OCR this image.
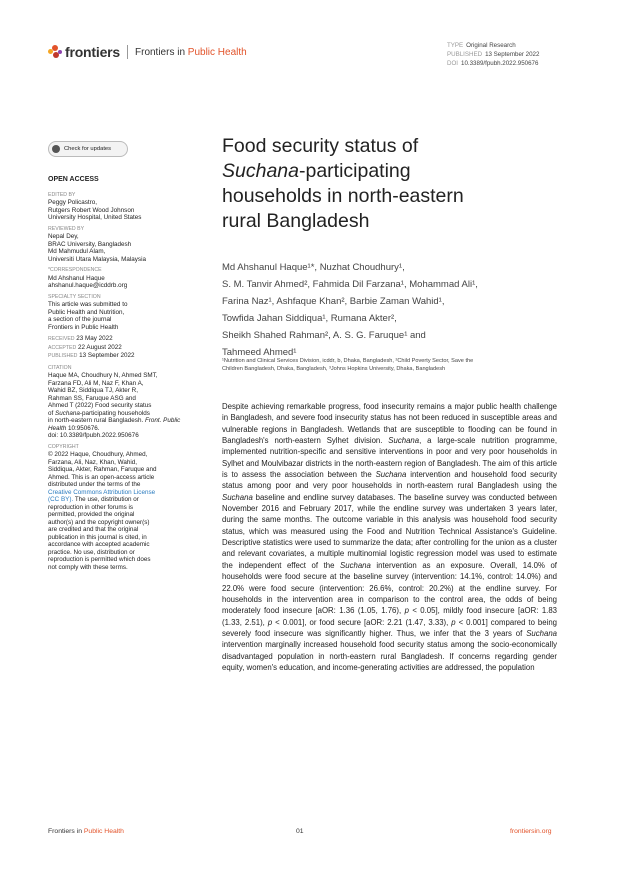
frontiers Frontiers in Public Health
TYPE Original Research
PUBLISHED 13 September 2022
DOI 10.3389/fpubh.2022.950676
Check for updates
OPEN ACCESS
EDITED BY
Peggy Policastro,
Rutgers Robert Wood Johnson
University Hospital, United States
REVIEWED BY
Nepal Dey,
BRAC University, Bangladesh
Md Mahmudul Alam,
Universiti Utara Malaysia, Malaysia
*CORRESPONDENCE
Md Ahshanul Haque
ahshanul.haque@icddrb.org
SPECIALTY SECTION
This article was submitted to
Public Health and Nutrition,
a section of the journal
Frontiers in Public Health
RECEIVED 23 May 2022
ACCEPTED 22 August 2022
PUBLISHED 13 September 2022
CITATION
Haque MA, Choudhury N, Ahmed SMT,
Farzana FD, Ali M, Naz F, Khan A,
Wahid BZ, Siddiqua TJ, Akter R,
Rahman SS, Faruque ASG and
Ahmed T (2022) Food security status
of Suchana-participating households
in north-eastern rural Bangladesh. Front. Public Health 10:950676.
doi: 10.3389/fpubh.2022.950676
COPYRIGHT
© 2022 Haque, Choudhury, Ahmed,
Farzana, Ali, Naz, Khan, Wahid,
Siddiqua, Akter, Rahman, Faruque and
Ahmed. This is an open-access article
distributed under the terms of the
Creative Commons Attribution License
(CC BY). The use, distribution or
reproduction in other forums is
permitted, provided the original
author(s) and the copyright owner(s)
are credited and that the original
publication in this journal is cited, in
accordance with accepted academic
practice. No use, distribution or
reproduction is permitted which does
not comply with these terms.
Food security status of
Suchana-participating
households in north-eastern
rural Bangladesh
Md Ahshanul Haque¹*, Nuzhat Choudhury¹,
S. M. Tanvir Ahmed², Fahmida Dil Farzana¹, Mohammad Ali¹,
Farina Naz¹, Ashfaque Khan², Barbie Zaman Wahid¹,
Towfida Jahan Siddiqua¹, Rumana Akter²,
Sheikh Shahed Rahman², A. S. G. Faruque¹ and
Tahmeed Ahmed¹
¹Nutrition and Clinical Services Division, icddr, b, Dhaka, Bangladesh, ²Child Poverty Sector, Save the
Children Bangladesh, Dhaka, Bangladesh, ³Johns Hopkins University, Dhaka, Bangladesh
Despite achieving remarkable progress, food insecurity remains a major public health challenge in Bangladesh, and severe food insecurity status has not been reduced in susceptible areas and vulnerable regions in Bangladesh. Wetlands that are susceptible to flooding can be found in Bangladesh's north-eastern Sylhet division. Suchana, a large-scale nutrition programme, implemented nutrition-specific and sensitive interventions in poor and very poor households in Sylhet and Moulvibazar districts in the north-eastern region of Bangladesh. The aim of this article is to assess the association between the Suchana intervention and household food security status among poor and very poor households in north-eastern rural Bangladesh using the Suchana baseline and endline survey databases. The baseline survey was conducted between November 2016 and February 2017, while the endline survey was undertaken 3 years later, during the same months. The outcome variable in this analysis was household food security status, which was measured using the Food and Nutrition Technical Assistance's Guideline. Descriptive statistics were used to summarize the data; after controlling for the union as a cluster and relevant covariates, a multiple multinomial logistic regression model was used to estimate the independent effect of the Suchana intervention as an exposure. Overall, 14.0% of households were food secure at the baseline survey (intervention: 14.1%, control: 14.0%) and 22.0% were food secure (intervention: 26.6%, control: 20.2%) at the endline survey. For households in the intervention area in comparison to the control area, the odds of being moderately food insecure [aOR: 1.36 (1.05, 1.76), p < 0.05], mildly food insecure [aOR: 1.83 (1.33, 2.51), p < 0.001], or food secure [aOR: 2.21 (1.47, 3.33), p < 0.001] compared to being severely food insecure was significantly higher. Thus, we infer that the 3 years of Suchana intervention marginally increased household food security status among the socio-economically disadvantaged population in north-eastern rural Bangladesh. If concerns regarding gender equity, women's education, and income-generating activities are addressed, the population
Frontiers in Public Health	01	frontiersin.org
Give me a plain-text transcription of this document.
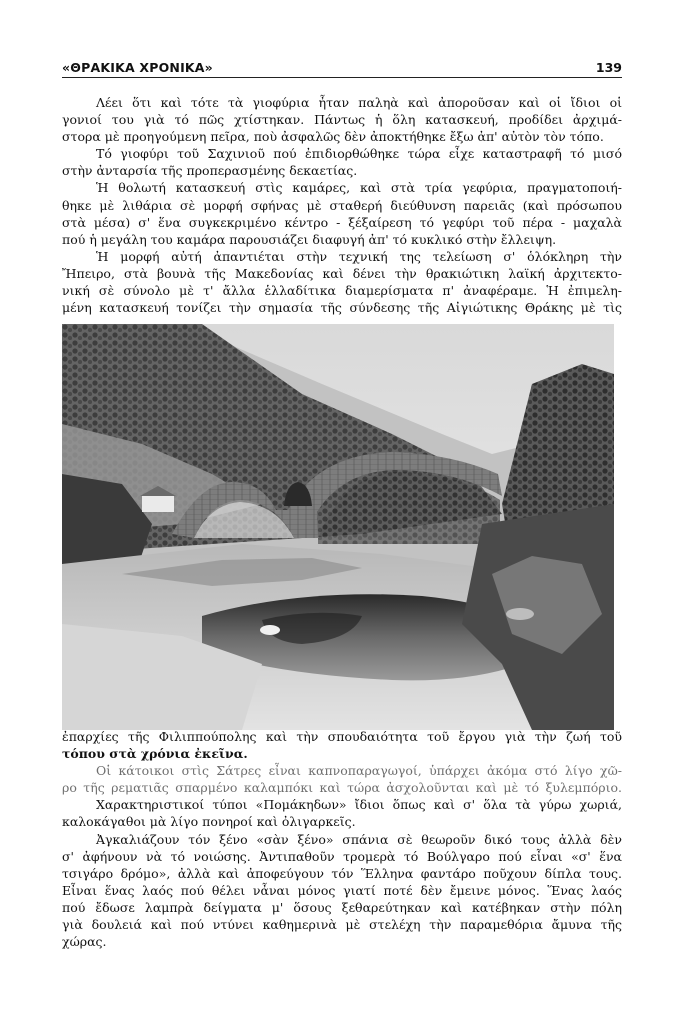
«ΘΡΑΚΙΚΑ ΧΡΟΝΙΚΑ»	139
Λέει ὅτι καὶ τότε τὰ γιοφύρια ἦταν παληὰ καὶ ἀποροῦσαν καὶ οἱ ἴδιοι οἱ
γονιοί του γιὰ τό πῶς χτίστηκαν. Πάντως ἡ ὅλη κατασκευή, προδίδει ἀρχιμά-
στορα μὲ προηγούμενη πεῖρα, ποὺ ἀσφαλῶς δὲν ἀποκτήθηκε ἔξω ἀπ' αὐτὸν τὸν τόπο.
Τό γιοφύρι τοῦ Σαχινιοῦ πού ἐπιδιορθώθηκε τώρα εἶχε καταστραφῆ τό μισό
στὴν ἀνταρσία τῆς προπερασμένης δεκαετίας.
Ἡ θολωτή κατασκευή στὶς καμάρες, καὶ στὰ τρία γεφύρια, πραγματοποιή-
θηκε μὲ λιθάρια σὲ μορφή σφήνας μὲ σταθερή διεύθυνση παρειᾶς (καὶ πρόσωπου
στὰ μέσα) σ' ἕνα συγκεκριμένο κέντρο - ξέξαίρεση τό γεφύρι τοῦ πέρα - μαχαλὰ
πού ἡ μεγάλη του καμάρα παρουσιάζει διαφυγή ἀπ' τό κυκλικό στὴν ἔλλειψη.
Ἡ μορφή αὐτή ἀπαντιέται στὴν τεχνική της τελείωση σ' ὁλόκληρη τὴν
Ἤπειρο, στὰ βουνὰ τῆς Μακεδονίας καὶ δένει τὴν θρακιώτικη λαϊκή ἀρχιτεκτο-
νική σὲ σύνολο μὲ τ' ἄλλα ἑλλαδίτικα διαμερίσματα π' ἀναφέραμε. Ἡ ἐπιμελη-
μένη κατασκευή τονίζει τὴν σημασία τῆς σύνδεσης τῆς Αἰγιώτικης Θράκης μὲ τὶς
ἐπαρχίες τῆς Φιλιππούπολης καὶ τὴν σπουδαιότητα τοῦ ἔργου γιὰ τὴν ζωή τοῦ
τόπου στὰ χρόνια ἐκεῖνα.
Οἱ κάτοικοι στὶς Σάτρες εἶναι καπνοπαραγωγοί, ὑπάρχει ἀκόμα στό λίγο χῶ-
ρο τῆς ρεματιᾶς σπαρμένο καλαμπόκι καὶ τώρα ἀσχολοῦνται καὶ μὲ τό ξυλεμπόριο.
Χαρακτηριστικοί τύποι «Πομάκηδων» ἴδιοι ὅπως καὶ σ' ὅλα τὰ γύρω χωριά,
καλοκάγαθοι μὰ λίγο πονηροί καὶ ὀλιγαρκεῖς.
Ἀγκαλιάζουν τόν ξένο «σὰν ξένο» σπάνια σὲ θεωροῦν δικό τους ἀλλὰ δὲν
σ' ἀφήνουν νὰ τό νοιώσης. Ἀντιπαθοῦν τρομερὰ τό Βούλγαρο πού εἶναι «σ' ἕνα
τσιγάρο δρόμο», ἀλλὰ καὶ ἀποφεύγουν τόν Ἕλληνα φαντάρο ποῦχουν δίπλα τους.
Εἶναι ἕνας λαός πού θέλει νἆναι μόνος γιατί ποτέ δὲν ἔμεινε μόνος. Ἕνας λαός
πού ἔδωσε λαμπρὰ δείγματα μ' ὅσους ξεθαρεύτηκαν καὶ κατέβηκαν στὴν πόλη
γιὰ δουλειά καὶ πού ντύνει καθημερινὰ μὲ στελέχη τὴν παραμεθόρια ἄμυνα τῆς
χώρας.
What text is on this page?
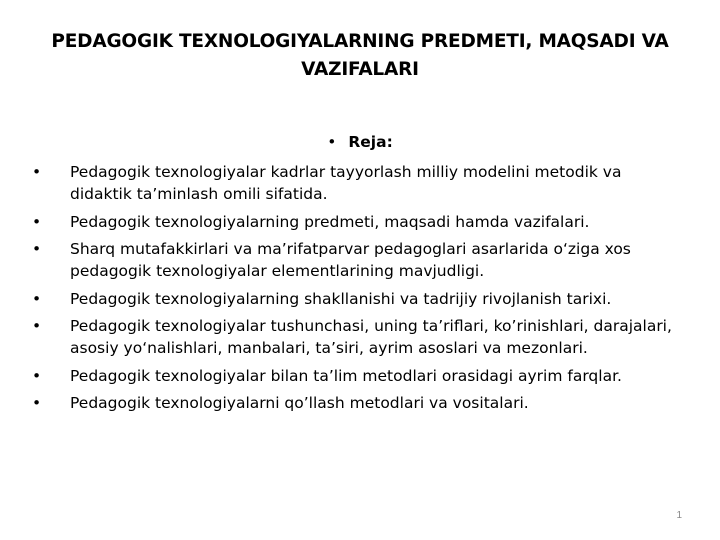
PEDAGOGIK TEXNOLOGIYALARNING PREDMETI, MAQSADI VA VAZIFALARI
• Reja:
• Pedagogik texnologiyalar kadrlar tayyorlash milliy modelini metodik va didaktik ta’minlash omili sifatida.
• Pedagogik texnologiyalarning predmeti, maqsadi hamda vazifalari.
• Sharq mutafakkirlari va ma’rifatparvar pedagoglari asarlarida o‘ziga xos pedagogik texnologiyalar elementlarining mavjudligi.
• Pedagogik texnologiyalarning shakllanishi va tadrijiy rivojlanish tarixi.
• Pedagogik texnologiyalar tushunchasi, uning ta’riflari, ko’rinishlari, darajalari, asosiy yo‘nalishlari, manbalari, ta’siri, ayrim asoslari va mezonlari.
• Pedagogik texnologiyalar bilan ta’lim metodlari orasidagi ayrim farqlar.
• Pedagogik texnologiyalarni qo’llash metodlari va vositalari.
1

··········

**Exercise details:** Give the number of lines in the entries that hold the word "permitted", and nothing else.

**Written response:** 2